◆ Text segment
++++++++
# Giant Orange/Regina 2 Morphs or the Ultimate Line Bred Tinc?



## markpulawski (Nov 19, 2004)

So we or at least I have heard from several reliable sources that Giant Orange & Regina are the same morph that were split long ago based on color traits. They were seperated and given different names, which likely was a good marketing ploy by some crafty Europeans in an effort to sell 2 morphs where there was actually 1. So is this the ultimate line bred frog, or does that title belong to the poor sky blue Azureus?
What does the hobby say about ultimately throwing these 2 morphs together in breeding projects? I know Richard has done so with 1 pair and I applaud him for that, how about some pictures Wooded One? I for 1 believe these sources and this info however until now there has been no attempt to put these 2 morphs together except for the aforementioned. There is such a hesitation in our hobby, of coarse verifying and double checking before moving forward is best but I am convinced, anyone else care to weigh in.


----------



## billschwinn (Dec 17, 2008)

I am sure I will jump in once this gets going but I will open here and say in my opinion they are different and will continue to breed my Regina separate from any G.o. , and I would not want to see a repeat of the type of mess back in the day when there were Giant Orange that were actually G.O. crossed with citronella. I know the situation is different but it can be hard or impossible to put a genie back in the bottle.


----------



## Woodsman (Jan 3, 2008)

I believe that the separation of the liones occured stictly for commercial reasons ("Giant Orange" seemed more marketable inn the U.S. than "Regina"), but those who have seen the frogs at Regina in the wild say they are remarkable diverse related to the amount of blue markings on the frogs.
++++++++
◆ What you will do
(A) Reproduce the part of the Giant Orange and Regina thread that begins at the words "I believe that" and stops after "on the frogs.", with no changes.
(B) In the Giant Orange and Regina thread, which name does Woodsman say seemed more marketable in the U.S.?
++++++++
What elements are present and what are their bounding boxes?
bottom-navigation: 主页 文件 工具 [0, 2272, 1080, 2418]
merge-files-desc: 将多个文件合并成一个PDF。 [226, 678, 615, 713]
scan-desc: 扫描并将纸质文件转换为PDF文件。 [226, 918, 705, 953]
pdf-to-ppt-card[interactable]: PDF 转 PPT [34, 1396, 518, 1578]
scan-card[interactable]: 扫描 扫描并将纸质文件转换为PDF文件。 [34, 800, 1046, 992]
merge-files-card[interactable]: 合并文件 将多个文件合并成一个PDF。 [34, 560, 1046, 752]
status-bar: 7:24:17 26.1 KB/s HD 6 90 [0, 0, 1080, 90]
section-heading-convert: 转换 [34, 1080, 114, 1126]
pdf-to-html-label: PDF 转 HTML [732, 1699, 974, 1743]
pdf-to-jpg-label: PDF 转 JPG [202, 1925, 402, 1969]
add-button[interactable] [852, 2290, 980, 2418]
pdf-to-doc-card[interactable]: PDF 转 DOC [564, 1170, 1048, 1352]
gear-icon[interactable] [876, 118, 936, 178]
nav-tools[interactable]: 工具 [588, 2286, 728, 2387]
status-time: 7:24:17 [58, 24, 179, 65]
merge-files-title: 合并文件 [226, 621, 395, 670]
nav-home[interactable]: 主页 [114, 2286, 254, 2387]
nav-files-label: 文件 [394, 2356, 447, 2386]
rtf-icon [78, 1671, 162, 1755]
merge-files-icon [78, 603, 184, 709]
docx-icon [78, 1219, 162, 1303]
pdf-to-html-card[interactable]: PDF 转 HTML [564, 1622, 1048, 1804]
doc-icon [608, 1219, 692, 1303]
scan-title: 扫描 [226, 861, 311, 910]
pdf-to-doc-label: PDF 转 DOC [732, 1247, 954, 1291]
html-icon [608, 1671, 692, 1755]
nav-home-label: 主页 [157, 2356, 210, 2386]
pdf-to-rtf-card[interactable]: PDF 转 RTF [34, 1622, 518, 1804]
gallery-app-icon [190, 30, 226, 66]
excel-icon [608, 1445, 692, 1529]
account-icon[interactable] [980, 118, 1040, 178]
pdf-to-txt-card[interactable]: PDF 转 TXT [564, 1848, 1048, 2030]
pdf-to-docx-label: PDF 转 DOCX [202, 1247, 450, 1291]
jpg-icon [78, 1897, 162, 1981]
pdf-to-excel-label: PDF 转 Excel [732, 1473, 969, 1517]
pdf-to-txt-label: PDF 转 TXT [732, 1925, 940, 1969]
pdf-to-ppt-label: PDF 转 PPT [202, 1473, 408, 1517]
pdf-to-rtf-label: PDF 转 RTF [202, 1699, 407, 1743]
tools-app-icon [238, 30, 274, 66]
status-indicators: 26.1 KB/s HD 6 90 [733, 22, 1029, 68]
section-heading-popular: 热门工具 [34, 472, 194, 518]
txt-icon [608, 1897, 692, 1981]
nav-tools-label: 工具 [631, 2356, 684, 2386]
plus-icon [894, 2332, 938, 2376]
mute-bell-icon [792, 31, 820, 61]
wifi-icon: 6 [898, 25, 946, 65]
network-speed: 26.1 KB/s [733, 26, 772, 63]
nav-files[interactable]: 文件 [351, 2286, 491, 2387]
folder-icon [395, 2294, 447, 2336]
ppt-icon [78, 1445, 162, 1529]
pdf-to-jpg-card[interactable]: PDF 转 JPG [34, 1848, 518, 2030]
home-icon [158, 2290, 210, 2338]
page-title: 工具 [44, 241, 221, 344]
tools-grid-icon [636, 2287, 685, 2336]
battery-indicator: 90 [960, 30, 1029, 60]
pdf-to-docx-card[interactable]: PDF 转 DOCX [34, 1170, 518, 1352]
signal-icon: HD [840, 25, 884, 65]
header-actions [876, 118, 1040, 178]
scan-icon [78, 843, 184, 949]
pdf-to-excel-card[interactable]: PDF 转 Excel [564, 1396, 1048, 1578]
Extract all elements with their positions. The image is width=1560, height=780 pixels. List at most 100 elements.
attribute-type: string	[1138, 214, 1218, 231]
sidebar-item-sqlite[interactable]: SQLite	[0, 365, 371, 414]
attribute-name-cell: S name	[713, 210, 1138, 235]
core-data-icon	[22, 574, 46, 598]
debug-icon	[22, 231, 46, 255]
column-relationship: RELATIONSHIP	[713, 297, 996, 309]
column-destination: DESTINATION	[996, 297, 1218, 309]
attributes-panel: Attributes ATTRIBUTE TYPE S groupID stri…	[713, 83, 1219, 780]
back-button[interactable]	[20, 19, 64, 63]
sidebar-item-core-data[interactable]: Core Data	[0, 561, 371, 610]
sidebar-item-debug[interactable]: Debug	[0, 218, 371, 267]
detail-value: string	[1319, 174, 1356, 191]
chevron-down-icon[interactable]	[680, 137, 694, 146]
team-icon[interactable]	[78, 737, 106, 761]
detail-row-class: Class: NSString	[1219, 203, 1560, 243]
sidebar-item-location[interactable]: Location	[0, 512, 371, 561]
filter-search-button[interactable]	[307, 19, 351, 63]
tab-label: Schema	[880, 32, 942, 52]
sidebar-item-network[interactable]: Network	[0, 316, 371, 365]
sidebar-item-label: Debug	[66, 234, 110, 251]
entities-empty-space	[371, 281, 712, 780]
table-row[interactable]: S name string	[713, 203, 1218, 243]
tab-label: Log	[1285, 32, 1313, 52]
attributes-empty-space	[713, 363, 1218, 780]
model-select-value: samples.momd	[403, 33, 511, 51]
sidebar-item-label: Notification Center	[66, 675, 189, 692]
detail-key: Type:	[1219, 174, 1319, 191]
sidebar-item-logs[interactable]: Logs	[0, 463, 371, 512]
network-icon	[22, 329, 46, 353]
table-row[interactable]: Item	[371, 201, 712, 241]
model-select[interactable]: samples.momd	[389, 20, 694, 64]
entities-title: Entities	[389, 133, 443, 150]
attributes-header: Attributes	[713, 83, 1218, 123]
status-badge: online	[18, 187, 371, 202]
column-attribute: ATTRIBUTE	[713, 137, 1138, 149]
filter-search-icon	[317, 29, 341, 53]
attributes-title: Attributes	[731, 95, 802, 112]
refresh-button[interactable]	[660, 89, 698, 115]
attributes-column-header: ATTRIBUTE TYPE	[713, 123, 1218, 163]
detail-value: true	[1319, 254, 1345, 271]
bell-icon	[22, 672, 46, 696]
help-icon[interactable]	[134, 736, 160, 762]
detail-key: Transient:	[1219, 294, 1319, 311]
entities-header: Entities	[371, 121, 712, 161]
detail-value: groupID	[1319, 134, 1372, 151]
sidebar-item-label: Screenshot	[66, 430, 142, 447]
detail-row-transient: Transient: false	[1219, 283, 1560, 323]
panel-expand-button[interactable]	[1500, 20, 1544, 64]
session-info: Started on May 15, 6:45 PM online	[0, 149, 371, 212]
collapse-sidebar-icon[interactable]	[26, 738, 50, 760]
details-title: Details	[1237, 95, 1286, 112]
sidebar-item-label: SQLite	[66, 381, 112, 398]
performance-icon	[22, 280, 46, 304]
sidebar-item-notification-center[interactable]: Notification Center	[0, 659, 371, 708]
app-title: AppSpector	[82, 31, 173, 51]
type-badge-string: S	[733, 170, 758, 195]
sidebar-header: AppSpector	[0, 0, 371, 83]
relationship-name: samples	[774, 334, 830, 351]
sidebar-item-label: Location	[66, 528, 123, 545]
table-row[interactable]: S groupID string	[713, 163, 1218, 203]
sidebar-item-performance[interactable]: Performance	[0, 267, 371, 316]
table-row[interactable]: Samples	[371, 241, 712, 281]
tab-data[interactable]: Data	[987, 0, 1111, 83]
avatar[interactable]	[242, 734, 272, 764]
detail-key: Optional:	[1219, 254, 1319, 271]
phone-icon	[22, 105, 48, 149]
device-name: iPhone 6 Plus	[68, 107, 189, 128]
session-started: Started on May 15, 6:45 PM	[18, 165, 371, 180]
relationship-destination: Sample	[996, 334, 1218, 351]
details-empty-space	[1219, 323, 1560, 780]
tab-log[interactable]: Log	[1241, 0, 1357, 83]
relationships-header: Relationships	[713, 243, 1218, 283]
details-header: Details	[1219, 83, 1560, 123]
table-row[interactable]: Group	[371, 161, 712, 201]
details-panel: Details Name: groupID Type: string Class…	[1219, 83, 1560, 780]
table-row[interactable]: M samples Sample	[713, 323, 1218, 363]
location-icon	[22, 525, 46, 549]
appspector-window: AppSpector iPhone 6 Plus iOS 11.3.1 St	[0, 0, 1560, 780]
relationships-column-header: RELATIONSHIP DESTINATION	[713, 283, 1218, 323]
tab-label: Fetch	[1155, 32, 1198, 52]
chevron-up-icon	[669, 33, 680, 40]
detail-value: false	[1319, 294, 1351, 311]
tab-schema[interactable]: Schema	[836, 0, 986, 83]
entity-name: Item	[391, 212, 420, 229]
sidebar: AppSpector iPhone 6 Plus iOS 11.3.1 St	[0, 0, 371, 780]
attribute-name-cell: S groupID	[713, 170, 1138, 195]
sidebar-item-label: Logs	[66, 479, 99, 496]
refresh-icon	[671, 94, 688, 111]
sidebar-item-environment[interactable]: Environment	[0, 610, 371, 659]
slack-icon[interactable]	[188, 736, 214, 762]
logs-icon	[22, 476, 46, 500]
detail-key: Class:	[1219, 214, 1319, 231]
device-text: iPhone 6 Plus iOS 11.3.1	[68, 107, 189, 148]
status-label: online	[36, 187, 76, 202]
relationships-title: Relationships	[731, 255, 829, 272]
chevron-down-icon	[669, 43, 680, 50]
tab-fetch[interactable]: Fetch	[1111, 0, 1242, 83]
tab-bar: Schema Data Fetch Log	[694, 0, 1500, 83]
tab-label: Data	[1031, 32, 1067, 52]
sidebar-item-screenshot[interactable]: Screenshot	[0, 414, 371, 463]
++++++++
◆ Answer set
(A)
I believe that the separation of the liones occured stictly for commercial reasons ("Giant Orange" seemed more marketable inn the U.S. than "Regina"), but those who have seen the frogs at Regina in the wild say they are remarkable diverse related to the amount of blue markings on the frogs.

(B) "Giant Orange"